> [The request]
In the entries below, count the lines holding "altezza". Reply with the number only.

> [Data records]

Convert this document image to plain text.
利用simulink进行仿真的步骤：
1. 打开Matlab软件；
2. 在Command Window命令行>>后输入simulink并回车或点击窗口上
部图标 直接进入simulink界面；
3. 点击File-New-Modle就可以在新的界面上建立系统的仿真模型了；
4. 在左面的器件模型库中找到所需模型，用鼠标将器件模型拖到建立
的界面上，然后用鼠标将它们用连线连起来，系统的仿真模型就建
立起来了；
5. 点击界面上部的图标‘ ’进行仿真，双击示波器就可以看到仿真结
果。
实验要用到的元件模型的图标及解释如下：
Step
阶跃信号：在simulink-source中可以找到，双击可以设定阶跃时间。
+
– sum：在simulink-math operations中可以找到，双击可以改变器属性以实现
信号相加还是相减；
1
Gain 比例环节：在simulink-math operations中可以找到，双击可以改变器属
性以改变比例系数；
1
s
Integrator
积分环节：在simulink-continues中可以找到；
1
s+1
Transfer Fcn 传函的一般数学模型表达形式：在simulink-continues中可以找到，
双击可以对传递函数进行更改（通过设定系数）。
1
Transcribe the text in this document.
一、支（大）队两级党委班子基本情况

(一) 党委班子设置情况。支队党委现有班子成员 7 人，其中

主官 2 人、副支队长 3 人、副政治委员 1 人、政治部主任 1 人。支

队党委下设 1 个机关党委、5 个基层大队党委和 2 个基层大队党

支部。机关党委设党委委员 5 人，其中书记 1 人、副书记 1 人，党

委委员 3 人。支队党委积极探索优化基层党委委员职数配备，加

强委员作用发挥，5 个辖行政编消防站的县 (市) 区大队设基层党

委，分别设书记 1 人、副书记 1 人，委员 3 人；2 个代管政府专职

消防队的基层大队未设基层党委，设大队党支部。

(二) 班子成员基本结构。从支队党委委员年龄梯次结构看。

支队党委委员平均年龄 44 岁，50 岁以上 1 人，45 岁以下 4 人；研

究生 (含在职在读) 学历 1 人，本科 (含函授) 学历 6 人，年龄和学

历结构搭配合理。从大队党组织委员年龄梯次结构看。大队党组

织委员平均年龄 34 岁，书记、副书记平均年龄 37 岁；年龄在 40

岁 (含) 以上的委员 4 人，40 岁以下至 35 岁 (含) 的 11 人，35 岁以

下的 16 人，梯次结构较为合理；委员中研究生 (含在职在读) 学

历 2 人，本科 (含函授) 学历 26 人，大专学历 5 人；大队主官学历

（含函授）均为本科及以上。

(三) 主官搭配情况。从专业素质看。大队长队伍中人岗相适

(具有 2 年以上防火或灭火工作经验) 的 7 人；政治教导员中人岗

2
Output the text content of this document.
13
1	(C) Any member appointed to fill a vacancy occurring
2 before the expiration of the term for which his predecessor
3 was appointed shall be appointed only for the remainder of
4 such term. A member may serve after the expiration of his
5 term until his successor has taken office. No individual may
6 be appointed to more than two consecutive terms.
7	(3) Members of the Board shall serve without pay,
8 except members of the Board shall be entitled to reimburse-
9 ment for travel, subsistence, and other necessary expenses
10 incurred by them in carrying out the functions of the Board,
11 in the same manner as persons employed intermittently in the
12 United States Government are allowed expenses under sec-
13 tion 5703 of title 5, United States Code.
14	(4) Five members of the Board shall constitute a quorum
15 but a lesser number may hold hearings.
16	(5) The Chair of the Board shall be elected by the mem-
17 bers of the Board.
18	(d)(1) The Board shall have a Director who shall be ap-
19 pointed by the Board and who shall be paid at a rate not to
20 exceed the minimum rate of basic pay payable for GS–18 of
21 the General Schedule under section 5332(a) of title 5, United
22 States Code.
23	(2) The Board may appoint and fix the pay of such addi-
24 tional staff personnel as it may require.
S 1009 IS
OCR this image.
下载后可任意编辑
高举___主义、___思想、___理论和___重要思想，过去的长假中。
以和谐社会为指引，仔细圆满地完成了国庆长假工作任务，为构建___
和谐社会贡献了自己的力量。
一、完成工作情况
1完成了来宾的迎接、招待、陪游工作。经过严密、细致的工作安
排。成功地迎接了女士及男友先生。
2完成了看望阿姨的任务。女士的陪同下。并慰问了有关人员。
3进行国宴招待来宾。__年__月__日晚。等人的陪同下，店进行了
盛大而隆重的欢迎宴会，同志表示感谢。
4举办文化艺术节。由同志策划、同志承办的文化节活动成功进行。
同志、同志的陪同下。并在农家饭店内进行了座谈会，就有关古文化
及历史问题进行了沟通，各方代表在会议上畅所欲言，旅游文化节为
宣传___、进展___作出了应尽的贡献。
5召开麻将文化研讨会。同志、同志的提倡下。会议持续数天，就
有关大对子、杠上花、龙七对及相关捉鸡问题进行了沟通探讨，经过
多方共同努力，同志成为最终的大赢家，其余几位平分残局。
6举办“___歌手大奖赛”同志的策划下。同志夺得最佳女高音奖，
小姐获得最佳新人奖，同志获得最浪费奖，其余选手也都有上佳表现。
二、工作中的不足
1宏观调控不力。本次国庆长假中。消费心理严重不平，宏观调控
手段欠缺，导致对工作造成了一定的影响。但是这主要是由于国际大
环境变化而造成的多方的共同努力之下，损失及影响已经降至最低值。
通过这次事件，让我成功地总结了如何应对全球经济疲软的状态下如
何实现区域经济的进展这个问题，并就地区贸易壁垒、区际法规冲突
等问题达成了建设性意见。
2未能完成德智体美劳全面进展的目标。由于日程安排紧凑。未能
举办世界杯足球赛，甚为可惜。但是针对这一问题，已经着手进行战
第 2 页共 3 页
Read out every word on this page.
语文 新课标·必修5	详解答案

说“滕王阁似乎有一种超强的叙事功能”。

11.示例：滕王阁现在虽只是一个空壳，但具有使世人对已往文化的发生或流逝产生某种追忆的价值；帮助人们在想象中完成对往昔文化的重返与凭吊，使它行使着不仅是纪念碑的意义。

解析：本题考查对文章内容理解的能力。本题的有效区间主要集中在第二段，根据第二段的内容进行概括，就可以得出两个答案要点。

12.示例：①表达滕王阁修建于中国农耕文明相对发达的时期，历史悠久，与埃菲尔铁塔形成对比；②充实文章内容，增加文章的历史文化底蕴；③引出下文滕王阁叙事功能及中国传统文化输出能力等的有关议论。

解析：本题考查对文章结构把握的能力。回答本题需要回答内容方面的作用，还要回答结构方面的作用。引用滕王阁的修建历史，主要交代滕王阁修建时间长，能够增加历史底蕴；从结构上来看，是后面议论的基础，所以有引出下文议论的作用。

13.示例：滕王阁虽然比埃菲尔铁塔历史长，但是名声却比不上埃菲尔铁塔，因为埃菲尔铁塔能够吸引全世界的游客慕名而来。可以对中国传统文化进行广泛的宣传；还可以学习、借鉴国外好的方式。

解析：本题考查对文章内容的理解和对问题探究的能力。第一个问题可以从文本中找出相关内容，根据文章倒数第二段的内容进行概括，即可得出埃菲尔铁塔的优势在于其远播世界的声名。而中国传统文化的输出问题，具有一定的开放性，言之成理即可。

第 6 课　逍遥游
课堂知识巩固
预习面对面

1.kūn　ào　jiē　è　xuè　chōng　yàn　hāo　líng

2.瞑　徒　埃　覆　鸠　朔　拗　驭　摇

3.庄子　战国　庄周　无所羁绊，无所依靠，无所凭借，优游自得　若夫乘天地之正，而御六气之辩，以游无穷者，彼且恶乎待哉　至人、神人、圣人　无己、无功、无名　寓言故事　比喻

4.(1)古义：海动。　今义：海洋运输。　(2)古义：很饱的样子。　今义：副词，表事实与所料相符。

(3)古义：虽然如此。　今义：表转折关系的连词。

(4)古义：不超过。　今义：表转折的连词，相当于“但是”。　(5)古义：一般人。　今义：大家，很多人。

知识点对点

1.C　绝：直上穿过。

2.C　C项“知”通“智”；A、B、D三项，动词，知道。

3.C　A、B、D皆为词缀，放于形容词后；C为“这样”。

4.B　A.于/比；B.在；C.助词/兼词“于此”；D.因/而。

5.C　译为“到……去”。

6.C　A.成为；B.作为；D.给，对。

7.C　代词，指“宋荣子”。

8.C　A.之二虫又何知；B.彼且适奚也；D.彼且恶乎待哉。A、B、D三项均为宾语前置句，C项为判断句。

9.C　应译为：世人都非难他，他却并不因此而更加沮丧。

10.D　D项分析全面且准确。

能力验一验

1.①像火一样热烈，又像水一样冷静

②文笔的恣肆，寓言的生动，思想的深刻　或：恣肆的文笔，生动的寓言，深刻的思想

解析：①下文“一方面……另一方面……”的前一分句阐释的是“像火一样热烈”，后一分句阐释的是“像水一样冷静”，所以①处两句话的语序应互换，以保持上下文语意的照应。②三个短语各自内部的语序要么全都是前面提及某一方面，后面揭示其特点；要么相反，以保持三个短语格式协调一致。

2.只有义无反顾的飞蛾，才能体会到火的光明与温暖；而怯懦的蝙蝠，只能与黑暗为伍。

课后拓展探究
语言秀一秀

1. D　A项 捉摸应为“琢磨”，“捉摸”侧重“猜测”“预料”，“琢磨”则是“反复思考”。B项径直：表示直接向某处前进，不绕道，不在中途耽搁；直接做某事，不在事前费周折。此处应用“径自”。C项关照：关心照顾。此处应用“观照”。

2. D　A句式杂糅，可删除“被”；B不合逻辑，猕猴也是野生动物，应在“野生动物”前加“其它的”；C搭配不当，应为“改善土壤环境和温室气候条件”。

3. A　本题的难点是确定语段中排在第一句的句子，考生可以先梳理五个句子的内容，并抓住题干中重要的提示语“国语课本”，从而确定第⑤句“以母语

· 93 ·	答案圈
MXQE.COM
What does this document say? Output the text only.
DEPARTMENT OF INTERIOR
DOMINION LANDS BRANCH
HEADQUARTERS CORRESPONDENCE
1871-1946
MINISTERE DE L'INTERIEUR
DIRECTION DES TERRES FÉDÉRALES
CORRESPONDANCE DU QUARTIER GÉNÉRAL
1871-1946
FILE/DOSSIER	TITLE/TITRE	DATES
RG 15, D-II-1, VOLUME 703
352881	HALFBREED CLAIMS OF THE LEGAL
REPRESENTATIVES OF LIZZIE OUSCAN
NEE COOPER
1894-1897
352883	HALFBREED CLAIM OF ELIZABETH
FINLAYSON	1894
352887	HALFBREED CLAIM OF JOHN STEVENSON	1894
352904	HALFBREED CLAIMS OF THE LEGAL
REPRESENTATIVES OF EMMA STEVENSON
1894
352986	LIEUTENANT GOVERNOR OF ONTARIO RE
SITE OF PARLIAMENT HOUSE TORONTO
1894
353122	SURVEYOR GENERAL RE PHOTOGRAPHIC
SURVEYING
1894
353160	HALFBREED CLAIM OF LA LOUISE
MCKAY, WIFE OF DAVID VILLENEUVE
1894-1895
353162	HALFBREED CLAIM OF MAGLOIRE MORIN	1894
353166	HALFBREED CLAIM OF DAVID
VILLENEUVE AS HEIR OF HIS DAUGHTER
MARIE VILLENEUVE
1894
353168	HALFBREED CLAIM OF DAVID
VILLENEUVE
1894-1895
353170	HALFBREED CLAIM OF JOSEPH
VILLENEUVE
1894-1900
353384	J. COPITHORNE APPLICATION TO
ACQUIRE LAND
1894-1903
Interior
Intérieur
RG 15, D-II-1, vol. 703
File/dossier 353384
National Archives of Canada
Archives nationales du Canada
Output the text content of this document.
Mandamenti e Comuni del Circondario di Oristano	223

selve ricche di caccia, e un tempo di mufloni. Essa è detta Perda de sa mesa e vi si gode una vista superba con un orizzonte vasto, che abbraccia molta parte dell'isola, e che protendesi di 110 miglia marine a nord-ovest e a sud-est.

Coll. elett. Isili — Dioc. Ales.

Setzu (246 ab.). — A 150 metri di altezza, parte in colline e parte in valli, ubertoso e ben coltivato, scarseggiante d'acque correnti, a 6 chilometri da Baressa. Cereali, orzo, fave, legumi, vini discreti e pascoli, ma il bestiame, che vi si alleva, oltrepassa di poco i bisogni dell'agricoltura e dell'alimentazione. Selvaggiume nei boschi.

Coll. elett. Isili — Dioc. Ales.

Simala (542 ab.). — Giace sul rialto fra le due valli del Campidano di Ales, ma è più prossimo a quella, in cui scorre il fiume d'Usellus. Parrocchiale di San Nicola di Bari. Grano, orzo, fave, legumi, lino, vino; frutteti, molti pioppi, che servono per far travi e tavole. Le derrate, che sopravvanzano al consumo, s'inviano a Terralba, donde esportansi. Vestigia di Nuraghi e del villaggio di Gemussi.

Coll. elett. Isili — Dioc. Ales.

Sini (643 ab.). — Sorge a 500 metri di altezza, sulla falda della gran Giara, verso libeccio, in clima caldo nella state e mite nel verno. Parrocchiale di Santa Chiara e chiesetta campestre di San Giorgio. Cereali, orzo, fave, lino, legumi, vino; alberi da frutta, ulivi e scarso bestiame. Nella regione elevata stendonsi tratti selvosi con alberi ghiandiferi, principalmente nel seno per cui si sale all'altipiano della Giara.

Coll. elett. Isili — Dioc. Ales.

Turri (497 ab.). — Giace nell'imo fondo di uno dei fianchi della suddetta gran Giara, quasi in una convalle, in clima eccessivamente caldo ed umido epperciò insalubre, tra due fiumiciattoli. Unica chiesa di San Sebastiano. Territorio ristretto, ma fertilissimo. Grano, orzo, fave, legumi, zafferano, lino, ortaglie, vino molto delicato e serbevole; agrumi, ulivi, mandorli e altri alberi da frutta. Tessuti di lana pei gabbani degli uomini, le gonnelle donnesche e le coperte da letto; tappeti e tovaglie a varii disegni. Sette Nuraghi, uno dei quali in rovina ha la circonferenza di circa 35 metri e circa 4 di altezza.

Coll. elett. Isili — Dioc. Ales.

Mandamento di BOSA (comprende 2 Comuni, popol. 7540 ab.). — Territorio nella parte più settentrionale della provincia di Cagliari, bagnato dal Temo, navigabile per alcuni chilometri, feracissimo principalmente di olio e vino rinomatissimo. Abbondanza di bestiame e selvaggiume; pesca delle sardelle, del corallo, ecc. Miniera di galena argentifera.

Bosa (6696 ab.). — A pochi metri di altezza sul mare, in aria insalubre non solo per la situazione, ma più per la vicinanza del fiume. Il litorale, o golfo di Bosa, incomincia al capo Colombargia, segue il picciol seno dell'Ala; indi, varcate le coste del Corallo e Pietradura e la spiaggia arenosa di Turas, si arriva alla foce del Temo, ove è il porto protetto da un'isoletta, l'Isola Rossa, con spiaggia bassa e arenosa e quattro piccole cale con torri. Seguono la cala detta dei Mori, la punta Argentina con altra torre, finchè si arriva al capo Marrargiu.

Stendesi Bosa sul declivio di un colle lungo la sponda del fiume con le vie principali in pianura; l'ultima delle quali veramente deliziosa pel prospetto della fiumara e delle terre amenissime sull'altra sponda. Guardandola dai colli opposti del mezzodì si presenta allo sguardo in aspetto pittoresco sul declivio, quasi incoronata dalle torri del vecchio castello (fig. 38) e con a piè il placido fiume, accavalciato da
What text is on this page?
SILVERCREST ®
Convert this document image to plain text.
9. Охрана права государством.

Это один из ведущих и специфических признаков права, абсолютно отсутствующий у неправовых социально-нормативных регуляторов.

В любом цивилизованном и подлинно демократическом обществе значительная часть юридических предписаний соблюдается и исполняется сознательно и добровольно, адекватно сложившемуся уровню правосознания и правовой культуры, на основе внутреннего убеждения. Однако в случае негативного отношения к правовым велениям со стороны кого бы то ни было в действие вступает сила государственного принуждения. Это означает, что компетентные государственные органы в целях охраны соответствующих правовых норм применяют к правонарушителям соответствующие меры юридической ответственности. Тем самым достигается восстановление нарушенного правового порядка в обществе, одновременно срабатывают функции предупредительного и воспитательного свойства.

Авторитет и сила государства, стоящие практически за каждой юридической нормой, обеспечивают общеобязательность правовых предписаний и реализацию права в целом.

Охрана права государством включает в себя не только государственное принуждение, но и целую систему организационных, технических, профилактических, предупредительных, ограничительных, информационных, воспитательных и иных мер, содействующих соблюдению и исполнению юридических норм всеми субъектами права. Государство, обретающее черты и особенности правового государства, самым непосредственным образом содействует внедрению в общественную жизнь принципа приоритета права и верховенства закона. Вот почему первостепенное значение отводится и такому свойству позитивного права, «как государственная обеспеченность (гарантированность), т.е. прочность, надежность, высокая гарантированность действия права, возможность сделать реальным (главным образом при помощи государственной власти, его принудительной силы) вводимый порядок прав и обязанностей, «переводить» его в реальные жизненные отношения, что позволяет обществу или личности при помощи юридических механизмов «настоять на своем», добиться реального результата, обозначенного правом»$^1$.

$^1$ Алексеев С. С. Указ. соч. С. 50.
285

> [Right answer]
4